SUPPLIED DATA
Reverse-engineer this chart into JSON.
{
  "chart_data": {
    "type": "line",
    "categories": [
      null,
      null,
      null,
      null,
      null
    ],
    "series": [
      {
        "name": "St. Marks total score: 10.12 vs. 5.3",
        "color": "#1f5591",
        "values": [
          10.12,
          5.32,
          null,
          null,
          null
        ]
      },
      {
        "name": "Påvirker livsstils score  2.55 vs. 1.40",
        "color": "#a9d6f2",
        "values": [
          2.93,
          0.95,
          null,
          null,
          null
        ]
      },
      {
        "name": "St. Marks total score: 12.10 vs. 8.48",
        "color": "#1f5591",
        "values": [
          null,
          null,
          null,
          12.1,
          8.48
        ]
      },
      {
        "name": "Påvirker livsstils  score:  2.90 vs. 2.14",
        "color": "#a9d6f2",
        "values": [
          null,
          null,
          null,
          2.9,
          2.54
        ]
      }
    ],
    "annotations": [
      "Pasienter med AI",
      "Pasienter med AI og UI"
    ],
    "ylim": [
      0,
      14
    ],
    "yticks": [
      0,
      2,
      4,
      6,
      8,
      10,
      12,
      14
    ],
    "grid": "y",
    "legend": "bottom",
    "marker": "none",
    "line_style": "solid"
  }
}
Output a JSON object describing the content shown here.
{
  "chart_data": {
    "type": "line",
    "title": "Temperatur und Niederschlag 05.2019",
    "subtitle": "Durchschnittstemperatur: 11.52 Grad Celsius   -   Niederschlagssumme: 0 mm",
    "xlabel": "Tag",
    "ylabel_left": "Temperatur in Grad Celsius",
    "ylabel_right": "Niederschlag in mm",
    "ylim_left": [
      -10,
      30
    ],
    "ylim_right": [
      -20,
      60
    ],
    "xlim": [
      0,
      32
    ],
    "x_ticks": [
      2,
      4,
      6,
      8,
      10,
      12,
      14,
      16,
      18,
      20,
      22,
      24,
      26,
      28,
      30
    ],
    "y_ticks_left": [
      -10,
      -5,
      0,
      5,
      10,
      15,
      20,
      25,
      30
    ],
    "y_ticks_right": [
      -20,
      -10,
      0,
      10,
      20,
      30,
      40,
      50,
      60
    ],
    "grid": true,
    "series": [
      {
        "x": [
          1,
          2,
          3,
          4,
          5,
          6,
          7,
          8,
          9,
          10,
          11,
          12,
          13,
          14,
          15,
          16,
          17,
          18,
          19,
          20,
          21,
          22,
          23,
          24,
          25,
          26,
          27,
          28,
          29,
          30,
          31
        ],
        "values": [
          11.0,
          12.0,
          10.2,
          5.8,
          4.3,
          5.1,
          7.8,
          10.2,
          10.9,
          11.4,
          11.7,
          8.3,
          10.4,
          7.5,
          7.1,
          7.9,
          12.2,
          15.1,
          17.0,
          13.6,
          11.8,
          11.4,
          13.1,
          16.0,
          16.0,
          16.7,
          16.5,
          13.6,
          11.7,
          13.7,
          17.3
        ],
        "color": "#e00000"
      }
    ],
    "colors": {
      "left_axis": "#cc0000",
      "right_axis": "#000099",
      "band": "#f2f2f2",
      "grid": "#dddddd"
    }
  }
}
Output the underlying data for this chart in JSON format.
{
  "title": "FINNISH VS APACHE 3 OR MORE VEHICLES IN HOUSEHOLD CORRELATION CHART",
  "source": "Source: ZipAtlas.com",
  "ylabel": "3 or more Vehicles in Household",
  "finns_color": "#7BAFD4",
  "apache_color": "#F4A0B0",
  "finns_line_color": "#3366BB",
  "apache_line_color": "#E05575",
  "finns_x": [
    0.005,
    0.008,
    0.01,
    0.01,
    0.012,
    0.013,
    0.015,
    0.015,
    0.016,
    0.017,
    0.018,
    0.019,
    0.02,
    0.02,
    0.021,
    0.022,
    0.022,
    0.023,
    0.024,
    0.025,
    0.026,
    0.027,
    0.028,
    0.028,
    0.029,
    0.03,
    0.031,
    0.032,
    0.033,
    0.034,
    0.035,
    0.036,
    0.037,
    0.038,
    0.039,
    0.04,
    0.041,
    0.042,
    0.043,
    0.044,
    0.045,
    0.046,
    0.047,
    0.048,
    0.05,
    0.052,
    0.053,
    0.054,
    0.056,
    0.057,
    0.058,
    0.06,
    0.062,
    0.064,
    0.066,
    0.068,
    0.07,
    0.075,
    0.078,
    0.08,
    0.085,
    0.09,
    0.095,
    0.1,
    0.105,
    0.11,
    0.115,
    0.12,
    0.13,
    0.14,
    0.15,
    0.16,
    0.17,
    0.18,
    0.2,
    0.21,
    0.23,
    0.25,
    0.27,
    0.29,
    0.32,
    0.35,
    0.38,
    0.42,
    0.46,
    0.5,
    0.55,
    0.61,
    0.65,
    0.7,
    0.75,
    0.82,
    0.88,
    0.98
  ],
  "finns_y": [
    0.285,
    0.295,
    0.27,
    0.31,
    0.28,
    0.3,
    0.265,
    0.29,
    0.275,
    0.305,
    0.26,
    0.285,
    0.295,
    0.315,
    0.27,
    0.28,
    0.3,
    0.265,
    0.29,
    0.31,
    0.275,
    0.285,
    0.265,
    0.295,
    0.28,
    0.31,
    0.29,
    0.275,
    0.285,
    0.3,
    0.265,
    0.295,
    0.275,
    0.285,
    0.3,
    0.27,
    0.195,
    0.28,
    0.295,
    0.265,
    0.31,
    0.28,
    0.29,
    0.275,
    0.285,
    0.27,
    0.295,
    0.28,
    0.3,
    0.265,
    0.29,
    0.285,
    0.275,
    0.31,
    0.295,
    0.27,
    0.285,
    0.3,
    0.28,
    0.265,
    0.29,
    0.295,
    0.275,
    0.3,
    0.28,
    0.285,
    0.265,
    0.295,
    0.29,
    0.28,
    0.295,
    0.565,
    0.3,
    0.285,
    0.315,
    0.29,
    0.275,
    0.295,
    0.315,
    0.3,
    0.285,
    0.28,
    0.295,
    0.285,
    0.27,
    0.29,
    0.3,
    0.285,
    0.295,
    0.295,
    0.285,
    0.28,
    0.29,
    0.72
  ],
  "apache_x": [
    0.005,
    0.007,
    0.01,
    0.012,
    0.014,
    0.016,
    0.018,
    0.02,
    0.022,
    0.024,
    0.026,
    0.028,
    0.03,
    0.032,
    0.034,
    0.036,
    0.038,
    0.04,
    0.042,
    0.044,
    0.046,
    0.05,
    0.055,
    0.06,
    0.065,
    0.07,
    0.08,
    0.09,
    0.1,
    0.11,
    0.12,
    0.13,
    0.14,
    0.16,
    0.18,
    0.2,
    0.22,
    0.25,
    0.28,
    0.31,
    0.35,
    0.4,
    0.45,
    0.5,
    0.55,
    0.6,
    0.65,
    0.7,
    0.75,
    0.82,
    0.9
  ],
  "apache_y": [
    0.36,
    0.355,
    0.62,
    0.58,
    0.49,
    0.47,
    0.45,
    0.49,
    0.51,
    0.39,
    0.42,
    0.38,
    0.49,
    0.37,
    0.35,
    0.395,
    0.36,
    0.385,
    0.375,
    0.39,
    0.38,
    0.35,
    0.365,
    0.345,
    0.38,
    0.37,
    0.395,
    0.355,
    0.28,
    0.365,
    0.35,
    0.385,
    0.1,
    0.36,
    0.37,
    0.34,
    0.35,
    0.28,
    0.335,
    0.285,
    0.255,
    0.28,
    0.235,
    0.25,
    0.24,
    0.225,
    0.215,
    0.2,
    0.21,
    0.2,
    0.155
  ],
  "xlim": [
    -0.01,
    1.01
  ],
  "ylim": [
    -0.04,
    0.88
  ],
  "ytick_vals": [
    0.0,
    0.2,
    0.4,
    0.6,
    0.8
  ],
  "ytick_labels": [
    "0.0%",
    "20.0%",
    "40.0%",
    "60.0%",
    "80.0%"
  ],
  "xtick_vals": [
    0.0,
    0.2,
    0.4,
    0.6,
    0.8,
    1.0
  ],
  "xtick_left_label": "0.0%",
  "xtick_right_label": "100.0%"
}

GIVEN EXERCISE
Copy out every line of the data that includes the word "Grad".

FULL ANSWER
    "subtitle": "Durchschnittstemperatur: 11.52 Grad Celsius   -   Niederschlagssumme: 0 mm",
    "ylabel_left": "Temperatur in Grad Celsius",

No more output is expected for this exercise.